§ **Dataset items**:
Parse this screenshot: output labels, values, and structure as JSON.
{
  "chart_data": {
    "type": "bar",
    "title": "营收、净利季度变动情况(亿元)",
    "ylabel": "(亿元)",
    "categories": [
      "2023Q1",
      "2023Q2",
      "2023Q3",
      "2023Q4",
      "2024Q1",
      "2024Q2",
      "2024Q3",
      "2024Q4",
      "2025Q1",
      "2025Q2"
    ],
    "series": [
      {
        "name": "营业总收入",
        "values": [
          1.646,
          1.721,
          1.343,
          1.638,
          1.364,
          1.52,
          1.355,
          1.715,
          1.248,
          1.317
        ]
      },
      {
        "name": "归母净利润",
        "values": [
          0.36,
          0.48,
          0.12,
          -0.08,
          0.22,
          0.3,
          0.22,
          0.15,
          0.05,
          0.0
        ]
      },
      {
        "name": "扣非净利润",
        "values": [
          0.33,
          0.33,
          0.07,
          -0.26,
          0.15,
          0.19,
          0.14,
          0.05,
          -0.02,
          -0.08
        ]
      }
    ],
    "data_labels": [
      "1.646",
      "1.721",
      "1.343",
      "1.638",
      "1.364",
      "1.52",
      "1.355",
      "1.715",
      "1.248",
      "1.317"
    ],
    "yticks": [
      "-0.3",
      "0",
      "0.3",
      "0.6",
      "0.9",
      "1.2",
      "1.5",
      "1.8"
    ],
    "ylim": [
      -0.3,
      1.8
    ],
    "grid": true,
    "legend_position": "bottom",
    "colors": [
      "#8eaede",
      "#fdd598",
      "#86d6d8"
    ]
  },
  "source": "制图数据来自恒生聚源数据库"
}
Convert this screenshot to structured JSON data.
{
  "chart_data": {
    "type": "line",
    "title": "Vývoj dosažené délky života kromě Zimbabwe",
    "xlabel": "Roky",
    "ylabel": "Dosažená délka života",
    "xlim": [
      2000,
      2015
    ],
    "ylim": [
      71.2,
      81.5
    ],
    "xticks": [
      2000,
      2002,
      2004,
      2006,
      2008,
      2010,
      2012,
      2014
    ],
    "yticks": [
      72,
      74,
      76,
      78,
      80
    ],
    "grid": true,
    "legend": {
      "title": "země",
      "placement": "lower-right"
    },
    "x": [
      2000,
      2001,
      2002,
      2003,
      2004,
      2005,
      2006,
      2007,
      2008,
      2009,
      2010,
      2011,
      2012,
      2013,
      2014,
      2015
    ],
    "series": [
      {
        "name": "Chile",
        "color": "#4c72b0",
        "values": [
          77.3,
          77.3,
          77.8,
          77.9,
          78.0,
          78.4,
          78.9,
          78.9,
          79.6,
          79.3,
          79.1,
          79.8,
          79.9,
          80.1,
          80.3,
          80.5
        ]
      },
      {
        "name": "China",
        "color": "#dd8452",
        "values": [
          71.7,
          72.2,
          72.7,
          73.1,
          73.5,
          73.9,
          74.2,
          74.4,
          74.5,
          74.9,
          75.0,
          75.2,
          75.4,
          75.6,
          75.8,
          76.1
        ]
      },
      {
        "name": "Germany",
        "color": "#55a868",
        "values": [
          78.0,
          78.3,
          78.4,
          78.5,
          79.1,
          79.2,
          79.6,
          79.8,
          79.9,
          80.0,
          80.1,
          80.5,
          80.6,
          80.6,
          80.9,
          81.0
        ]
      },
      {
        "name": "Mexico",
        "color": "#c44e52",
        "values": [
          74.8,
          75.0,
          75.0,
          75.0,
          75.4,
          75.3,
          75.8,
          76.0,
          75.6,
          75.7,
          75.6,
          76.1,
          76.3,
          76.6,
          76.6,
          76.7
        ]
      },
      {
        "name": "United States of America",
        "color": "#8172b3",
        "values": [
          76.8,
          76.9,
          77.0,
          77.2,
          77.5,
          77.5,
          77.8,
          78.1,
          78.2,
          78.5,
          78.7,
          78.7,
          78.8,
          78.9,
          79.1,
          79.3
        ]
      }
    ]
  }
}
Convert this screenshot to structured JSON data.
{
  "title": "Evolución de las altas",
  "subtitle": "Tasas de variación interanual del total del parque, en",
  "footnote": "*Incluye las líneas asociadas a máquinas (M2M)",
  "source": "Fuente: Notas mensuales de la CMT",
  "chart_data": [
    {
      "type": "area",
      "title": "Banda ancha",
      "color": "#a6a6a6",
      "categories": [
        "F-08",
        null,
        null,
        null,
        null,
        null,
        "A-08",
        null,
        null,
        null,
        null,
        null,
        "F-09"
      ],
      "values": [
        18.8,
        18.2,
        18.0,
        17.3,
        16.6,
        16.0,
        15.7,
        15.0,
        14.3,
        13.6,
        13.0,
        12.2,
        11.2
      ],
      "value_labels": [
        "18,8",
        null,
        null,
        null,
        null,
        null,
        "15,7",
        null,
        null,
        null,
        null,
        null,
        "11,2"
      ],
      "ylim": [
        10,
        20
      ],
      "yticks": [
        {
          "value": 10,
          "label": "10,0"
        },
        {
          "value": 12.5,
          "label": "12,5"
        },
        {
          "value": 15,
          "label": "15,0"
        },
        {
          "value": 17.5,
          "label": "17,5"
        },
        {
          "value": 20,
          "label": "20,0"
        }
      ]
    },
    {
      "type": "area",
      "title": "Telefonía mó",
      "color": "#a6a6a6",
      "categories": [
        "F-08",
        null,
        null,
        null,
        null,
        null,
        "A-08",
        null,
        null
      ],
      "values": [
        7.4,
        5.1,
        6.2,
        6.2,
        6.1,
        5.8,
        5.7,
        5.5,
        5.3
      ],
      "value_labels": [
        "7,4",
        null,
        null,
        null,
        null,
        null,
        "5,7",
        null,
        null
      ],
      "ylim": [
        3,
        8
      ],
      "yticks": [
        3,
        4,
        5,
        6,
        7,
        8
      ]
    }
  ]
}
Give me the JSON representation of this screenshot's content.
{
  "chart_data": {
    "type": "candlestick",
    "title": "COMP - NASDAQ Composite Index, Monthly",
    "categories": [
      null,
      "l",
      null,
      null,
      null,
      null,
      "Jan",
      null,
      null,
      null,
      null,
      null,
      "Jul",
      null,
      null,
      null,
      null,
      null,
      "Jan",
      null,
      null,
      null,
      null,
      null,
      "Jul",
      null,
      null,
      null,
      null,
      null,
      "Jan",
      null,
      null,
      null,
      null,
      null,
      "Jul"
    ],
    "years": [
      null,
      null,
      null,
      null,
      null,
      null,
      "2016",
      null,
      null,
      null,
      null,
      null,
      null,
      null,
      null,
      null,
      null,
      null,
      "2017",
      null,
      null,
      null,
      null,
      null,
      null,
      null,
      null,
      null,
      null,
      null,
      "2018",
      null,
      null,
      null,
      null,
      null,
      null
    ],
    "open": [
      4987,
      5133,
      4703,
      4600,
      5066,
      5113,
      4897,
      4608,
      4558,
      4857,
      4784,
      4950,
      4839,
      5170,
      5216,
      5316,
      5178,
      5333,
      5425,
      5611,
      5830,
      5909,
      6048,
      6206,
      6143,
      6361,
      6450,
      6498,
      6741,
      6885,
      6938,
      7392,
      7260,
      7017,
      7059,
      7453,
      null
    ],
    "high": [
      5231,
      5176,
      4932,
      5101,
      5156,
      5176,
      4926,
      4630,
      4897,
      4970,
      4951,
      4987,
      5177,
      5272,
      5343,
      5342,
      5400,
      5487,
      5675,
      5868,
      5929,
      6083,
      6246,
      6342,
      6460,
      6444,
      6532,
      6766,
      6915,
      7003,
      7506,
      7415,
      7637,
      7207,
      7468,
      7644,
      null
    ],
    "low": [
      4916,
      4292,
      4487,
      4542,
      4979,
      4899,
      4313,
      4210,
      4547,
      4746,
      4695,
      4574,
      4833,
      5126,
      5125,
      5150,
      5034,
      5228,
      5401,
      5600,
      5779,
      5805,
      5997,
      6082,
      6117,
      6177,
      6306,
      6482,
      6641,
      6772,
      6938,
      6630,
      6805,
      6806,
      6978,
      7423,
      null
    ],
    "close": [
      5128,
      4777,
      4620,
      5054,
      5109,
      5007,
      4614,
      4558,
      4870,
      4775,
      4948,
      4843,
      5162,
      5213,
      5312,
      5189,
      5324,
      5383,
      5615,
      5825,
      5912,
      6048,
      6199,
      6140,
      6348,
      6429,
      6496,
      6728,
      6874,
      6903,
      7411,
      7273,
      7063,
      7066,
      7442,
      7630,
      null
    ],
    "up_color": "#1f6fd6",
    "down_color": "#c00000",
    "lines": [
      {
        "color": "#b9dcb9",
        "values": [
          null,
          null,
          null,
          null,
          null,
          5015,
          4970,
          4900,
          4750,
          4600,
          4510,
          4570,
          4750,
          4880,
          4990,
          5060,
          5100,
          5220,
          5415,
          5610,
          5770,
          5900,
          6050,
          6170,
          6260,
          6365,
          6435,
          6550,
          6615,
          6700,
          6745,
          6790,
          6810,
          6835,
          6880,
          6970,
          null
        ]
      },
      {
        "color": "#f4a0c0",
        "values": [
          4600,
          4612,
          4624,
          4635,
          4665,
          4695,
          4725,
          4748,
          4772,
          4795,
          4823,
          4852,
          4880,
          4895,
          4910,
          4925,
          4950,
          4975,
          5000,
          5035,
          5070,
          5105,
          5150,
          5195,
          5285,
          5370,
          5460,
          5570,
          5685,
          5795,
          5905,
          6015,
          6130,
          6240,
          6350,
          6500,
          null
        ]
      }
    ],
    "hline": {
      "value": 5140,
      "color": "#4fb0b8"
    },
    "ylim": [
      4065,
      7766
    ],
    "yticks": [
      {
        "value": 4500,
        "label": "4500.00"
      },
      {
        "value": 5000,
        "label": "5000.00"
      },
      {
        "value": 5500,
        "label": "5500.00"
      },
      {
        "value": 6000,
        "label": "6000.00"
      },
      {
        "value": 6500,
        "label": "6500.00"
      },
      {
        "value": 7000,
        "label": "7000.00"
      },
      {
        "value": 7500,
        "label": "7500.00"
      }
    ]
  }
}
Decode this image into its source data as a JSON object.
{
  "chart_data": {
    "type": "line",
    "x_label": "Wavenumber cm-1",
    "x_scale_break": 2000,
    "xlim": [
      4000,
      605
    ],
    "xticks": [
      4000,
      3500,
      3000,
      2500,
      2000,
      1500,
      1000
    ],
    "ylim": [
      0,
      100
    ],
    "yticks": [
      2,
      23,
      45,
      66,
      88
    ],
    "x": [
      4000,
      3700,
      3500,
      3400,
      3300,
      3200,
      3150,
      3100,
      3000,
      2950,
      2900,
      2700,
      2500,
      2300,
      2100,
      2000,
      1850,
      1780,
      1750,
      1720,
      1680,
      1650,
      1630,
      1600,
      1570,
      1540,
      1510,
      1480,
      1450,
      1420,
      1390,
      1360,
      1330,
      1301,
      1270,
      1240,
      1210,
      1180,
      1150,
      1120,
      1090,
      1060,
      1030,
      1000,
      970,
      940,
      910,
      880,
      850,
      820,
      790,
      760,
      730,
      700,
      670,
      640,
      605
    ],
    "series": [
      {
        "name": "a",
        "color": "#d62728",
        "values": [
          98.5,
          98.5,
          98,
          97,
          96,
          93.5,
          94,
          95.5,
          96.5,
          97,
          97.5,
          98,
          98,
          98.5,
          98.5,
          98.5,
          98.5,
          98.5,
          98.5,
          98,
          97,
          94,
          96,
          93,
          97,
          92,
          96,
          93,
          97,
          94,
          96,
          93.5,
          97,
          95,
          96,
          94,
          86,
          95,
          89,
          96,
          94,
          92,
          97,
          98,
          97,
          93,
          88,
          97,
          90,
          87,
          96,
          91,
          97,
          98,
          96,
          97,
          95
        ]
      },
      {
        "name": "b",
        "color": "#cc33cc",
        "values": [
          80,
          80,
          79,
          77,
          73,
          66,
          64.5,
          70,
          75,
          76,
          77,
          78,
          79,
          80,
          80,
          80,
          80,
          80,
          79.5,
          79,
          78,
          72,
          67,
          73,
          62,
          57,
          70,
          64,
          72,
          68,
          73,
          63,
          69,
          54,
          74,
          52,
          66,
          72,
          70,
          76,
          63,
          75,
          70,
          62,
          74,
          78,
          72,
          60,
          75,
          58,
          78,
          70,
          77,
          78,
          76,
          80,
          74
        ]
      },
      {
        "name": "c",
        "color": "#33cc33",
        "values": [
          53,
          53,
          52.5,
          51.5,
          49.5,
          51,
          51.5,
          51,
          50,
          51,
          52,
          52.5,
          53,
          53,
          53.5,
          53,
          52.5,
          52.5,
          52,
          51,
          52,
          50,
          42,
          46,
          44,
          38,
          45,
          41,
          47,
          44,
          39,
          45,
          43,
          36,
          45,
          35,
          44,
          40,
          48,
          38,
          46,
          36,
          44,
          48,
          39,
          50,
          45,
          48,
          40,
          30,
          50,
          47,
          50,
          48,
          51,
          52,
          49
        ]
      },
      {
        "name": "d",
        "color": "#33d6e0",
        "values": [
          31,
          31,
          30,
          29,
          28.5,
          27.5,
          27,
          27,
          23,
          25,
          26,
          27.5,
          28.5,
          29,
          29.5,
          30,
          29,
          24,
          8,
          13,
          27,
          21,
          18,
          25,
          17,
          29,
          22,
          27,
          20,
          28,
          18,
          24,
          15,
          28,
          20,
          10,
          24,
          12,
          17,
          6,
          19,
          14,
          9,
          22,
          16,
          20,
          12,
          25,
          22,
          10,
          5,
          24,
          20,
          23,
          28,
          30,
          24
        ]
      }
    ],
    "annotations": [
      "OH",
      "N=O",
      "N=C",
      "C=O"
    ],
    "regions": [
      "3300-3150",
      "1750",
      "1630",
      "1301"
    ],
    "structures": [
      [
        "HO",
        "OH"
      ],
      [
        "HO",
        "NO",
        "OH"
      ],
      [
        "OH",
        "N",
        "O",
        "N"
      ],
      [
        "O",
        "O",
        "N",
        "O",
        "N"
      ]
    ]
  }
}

§ **Given request**: Every line of the listing that holds "života" should be found and copied.

§ **Response to this task**:
    "title": "Vývoj dosažené délky života kromě Zimbabwe",
    "ylabel": "Dosažená délka života",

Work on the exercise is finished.